▶ **Your goal**
Reproduce every row below word for word, but leave out the pictures.

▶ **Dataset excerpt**
· · · · ·
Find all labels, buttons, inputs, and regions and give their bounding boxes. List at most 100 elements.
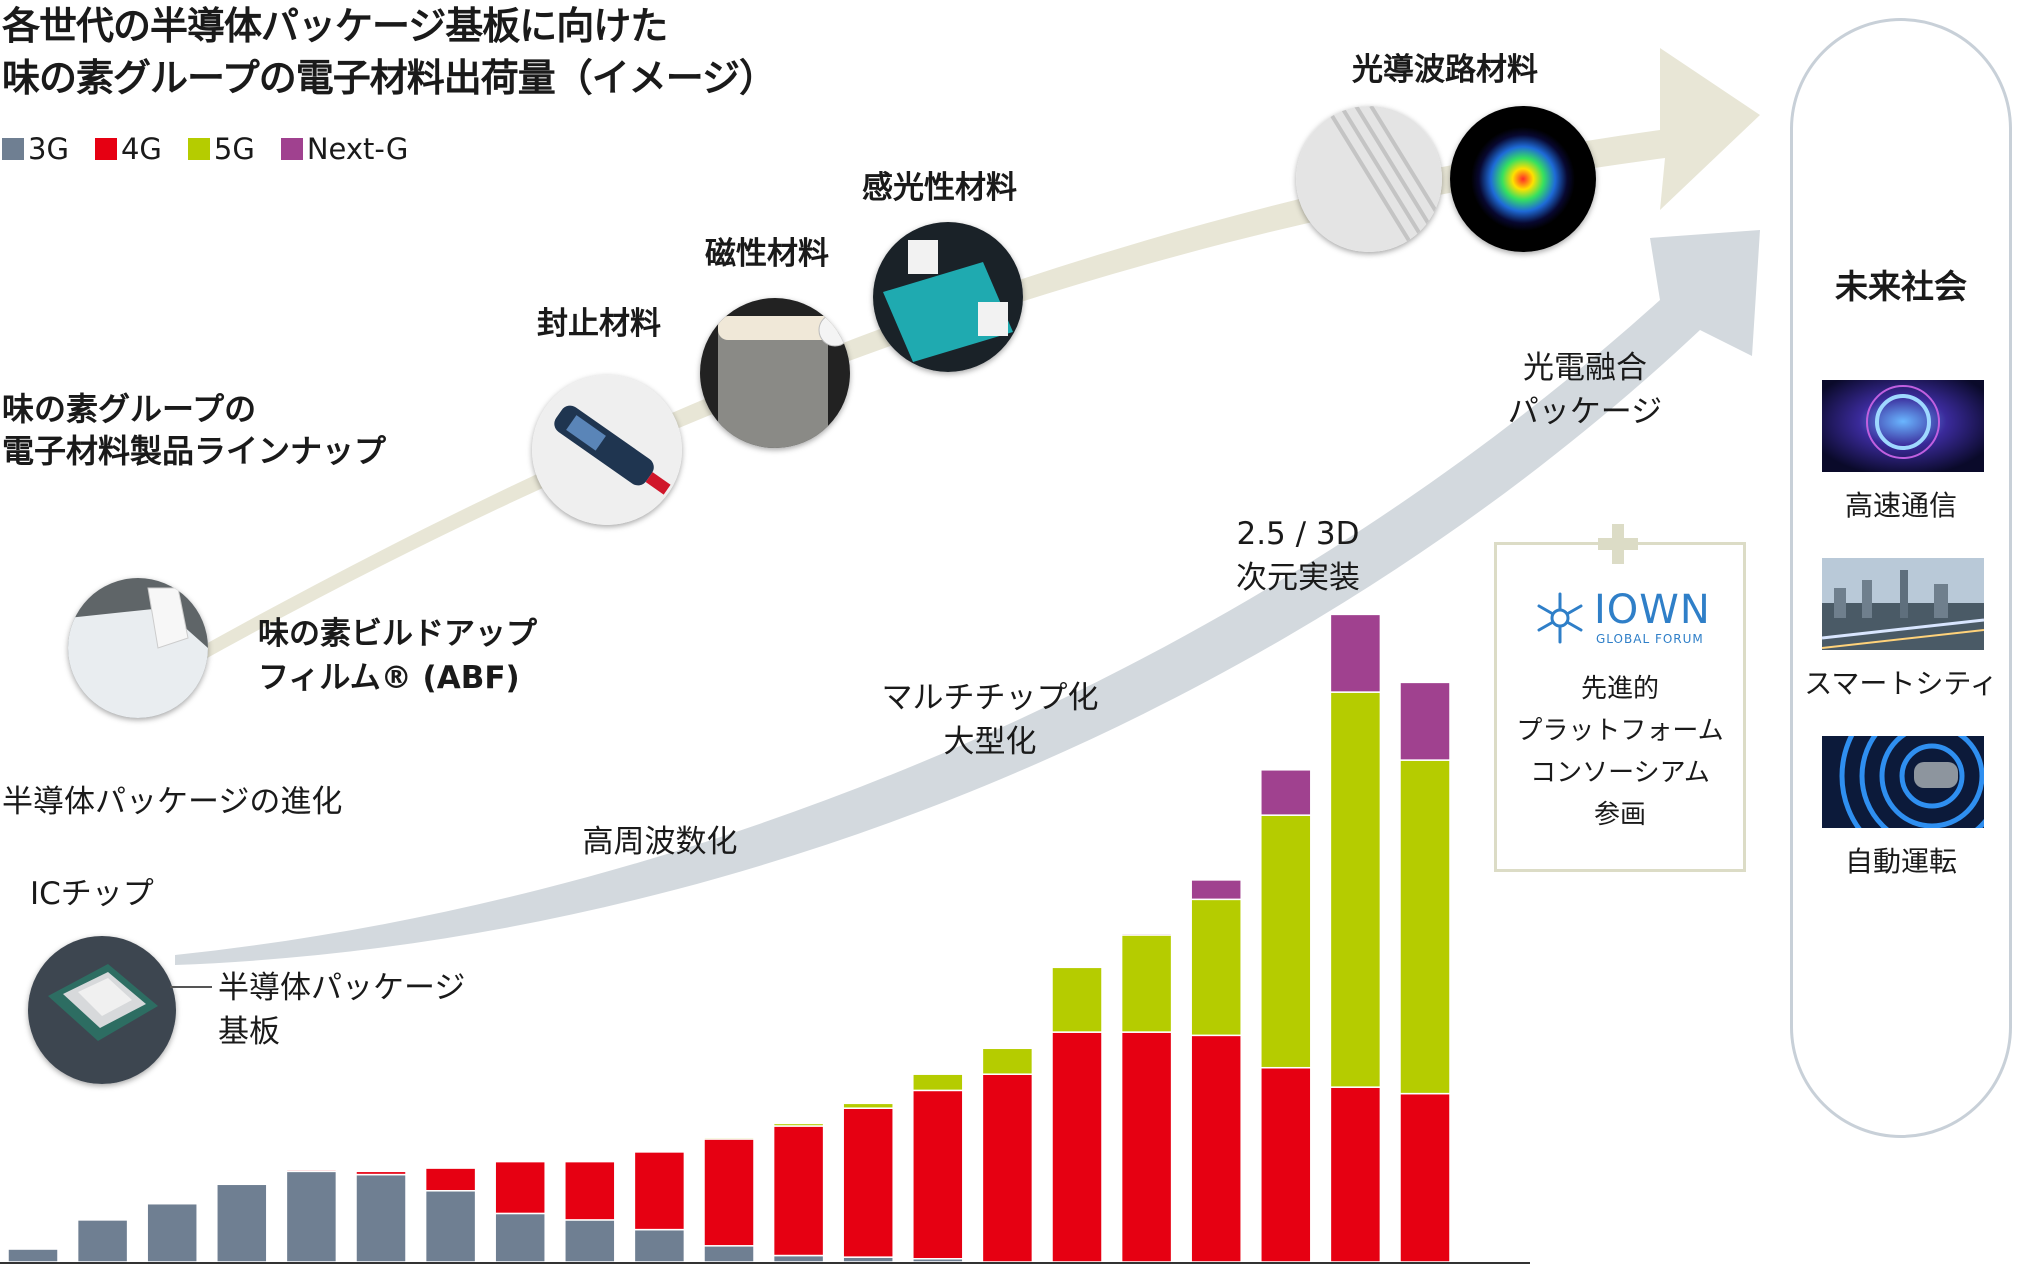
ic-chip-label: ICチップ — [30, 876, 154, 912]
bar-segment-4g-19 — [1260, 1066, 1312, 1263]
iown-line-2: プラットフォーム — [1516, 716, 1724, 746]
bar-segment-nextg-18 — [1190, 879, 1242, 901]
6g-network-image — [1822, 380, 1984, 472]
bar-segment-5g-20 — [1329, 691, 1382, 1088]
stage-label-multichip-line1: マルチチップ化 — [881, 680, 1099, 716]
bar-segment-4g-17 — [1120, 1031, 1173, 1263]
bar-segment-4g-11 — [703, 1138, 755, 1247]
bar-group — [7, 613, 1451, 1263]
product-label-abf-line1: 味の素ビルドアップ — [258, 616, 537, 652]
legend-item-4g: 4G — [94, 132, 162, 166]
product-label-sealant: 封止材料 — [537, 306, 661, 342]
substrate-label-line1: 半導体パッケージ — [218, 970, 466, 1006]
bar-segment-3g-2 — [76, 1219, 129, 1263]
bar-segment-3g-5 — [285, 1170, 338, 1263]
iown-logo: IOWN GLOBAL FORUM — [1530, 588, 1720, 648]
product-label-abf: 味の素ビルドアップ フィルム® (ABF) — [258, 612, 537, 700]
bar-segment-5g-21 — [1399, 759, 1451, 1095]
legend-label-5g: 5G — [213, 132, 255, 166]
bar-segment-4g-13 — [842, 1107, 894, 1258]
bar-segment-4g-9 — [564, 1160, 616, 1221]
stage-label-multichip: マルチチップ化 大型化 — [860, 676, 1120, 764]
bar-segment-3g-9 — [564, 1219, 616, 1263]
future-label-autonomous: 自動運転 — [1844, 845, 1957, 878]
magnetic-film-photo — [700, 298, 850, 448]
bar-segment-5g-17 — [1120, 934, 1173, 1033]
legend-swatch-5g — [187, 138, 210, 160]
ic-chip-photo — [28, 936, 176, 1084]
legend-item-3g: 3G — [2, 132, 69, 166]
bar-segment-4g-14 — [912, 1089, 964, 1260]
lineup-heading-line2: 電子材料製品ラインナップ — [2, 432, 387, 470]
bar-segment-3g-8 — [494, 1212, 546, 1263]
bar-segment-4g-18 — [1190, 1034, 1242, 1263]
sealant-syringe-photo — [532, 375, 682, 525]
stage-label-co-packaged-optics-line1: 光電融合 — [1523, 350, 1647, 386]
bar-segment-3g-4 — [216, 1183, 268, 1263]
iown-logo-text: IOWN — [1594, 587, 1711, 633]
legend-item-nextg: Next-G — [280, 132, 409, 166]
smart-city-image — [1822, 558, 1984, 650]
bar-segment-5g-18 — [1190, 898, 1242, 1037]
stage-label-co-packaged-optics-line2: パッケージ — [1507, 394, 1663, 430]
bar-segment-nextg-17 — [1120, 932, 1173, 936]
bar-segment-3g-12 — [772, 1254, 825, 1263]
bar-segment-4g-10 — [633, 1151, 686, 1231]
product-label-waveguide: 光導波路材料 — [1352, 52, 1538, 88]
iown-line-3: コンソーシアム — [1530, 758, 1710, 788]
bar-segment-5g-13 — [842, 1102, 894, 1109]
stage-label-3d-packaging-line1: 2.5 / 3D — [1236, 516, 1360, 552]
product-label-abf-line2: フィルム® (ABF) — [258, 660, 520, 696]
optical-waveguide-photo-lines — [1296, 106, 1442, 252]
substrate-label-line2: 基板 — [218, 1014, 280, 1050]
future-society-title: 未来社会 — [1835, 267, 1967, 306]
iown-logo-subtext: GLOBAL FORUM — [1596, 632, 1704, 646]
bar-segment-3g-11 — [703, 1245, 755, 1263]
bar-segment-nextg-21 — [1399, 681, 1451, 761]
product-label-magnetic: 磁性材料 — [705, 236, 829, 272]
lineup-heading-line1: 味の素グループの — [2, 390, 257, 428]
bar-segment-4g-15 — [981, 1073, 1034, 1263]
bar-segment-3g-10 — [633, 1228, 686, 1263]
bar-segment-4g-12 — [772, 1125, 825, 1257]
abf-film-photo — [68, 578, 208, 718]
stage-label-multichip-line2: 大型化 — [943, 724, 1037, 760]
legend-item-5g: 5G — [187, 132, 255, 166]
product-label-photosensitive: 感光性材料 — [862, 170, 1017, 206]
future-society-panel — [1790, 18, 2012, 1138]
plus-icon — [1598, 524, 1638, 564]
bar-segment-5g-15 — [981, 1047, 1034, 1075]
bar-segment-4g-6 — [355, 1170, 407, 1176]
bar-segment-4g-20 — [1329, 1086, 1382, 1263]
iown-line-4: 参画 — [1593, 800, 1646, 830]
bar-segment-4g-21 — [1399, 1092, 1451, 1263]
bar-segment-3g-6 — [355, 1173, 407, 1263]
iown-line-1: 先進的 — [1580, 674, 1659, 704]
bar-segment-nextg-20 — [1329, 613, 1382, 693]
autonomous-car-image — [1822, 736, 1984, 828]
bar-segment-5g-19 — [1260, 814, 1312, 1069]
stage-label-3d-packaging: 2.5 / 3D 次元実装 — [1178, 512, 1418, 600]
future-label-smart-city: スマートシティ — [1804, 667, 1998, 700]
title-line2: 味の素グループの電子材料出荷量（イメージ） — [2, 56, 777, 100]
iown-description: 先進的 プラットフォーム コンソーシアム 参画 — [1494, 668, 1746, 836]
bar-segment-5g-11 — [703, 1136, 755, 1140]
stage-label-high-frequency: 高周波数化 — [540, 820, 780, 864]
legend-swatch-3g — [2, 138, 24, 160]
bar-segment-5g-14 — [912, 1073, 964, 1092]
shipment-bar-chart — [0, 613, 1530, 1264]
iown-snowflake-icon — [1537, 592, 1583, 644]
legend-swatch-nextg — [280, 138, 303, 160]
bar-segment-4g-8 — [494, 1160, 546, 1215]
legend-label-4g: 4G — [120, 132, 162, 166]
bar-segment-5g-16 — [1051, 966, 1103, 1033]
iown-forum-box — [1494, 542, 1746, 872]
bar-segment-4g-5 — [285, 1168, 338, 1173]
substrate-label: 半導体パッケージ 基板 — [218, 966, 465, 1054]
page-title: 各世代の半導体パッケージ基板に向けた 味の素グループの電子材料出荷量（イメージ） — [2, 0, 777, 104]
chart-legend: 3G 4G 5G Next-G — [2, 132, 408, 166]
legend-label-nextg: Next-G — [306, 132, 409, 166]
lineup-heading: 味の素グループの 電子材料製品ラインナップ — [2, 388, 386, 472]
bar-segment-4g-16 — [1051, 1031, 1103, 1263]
· · · · ·
▶ **Output of the exercise**
Find all labels, buttons, inputs, and regions and give their bounding boxes. List at most 100 elements.
ic-chip-label: ICチップ — [30, 876, 154, 912]
bar-segment-4g-19 — [1260, 1066, 1312, 1263]
iown-line-2: プラットフォーム — [1516, 716, 1724, 746]
bar-segment-nextg-18 — [1190, 879, 1242, 901]
6g-network-image — [1822, 380, 1984, 472]
bar-segment-5g-20 — [1329, 691, 1382, 1088]
stage-label-multichip-line1: マルチチップ化 — [881, 680, 1099, 716]
bar-segment-4g-17 — [1120, 1031, 1173, 1263]
bar-segment-4g-11 — [703, 1138, 755, 1247]
bar-group — [7, 613, 1451, 1263]
product-label-abf-line1: 味の素ビルドアップ — [258, 616, 537, 652]
legend-item-4g: 4G — [94, 132, 162, 166]
product-label-sealant: 封止材料 — [537, 306, 661, 342]
substrate-label-line1: 半導体パッケージ — [218, 970, 466, 1006]
bar-segment-3g-2 — [76, 1219, 129, 1263]
bar-segment-3g-5 — [285, 1170, 338, 1263]
iown-logo: IOWN GLOBAL FORUM — [1530, 588, 1720, 648]
product-label-abf: 味の素ビルドアップ フィルム® (ABF) — [258, 612, 537, 700]
bar-segment-5g-21 — [1399, 759, 1451, 1095]
legend-label-5g: 5G — [213, 132, 255, 166]
bar-segment-4g-13 — [842, 1107, 894, 1258]
bar-segment-4g-9 — [564, 1160, 616, 1221]
stage-label-multichip: マルチチップ化 大型化 — [860, 676, 1120, 764]
bar-segment-3g-9 — [564, 1219, 616, 1263]
future-label-autonomous: 自動運転 — [1844, 845, 1957, 878]
magnetic-film-photo — [700, 298, 850, 448]
bar-segment-5g-17 — [1120, 934, 1173, 1033]
legend-swatch-5g — [187, 138, 210, 160]
ic-chip-photo — [28, 936, 176, 1084]
legend-item-3g: 3G — [2, 132, 69, 166]
bar-segment-4g-14 — [912, 1089, 964, 1260]
lineup-heading-line2: 電子材料製品ラインナップ — [2, 432, 387, 470]
bar-segment-3g-8 — [494, 1212, 546, 1263]
bar-segment-4g-18 — [1190, 1034, 1242, 1263]
sealant-syringe-photo — [532, 375, 682, 525]
stage-label-co-packaged-optics-line1: 光電融合 — [1523, 350, 1647, 386]
bar-segment-3g-4 — [216, 1183, 268, 1263]
iown-logo-text: IOWN — [1594, 587, 1711, 633]
legend-item-nextg: Next-G — [280, 132, 409, 166]
smart-city-image — [1822, 558, 1984, 650]
bar-segment-5g-18 — [1190, 898, 1242, 1037]
stage-label-co-packaged-optics-line2: パッケージ — [1507, 394, 1663, 430]
bar-segment-nextg-17 — [1120, 932, 1173, 936]
bar-segment-3g-12 — [772, 1254, 825, 1263]
bar-segment-4g-10 — [633, 1151, 686, 1231]
product-label-waveguide: 光導波路材料 — [1352, 52, 1538, 88]
iown-line-3: コンソーシアム — [1530, 758, 1710, 788]
bar-segment-5g-13 — [842, 1102, 894, 1109]
stage-label-3d-packaging-line1: 2.5 / 3D — [1236, 516, 1360, 552]
product-label-abf-line2: フィルム® (ABF) — [258, 660, 520, 696]
optical-waveguide-photo-lines — [1296, 106, 1442, 252]
substrate-label-line2: 基板 — [218, 1014, 280, 1050]
future-society-title: 未来社会 — [1835, 267, 1967, 306]
iown-logo-subtext: GLOBAL FORUM — [1596, 632, 1704, 646]
bar-segment-3g-11 — [703, 1245, 755, 1263]
bar-segment-nextg-21 — [1399, 681, 1451, 761]
product-label-magnetic: 磁性材料 — [705, 236, 829, 272]
lineup-heading-line1: 味の素グループの — [2, 390, 257, 428]
bar-segment-4g-15 — [981, 1073, 1034, 1263]
bar-segment-3g-10 — [633, 1228, 686, 1263]
bar-segment-4g-12 — [772, 1125, 825, 1257]
abf-film-photo — [68, 578, 208, 718]
stage-label-multichip-line2: 大型化 — [943, 724, 1037, 760]
legend-item-5g: 5G — [187, 132, 255, 166]
product-label-photosensitive: 感光性材料 — [862, 170, 1017, 206]
future-society-panel — [1790, 18, 2012, 1138]
plus-icon — [1598, 524, 1638, 564]
bar-segment-5g-15 — [981, 1047, 1034, 1075]
bar-segment-4g-6 — [355, 1170, 407, 1176]
bar-segment-4g-20 — [1329, 1086, 1382, 1263]
iown-line-4: 参画 — [1593, 800, 1646, 830]
bar-segment-4g-21 — [1399, 1092, 1451, 1263]
bar-segment-3g-6 — [355, 1173, 407, 1263]
iown-line-1: 先進的 — [1580, 674, 1659, 704]
bar-segment-nextg-20 — [1329, 613, 1382, 693]
autonomous-car-image — [1822, 736, 1984, 828]
bar-segment-5g-19 — [1260, 814, 1312, 1069]
stage-label-3d-packaging: 2.5 / 3D 次元実装 — [1178, 512, 1418, 600]
future-label-smart-city: スマートシティ — [1804, 667, 1998, 700]
title-line2: 味の素グループの電子材料出荷量（イメージ） — [2, 56, 777, 100]
iown-description: 先進的 プラットフォーム コンソーシアム 参画 — [1494, 668, 1746, 836]
bar-segment-5g-11 — [703, 1136, 755, 1140]
stage-label-high-frequency: 高周波数化 — [540, 820, 780, 864]
legend-swatch-3g — [2, 138, 24, 160]
bar-segment-5g-14 — [912, 1073, 964, 1092]
shipment-bar-chart — [0, 613, 1530, 1264]
iown-snowflake-icon — [1537, 592, 1583, 644]
legend-swatch-nextg — [280, 138, 303, 160]
bar-segment-4g-8 — [494, 1160, 546, 1215]
legend-label-4g: 4G — [120, 132, 162, 166]
bar-segment-5g-16 — [1051, 966, 1103, 1033]
iown-forum-box — [1494, 542, 1746, 872]
bar-segment-4g-5 — [285, 1168, 338, 1173]
substrate-label: 半導体パッケージ 基板 — [218, 966, 465, 1054]
page-title: 各世代の半導体パッケージ基板に向けた 味の素グループの電子材料出荷量（イメージ） — [2, 0, 777, 104]
chart-legend: 3G 4G 5G Next-G — [2, 132, 408, 166]
legend-label-nextg: Next-G — [306, 132, 409, 166]
lineup-heading: 味の素グループの 電子材料製品ラインナップ — [2, 388, 386, 472]
bar-segment-4g-16 — [1051, 1031, 1103, 1263]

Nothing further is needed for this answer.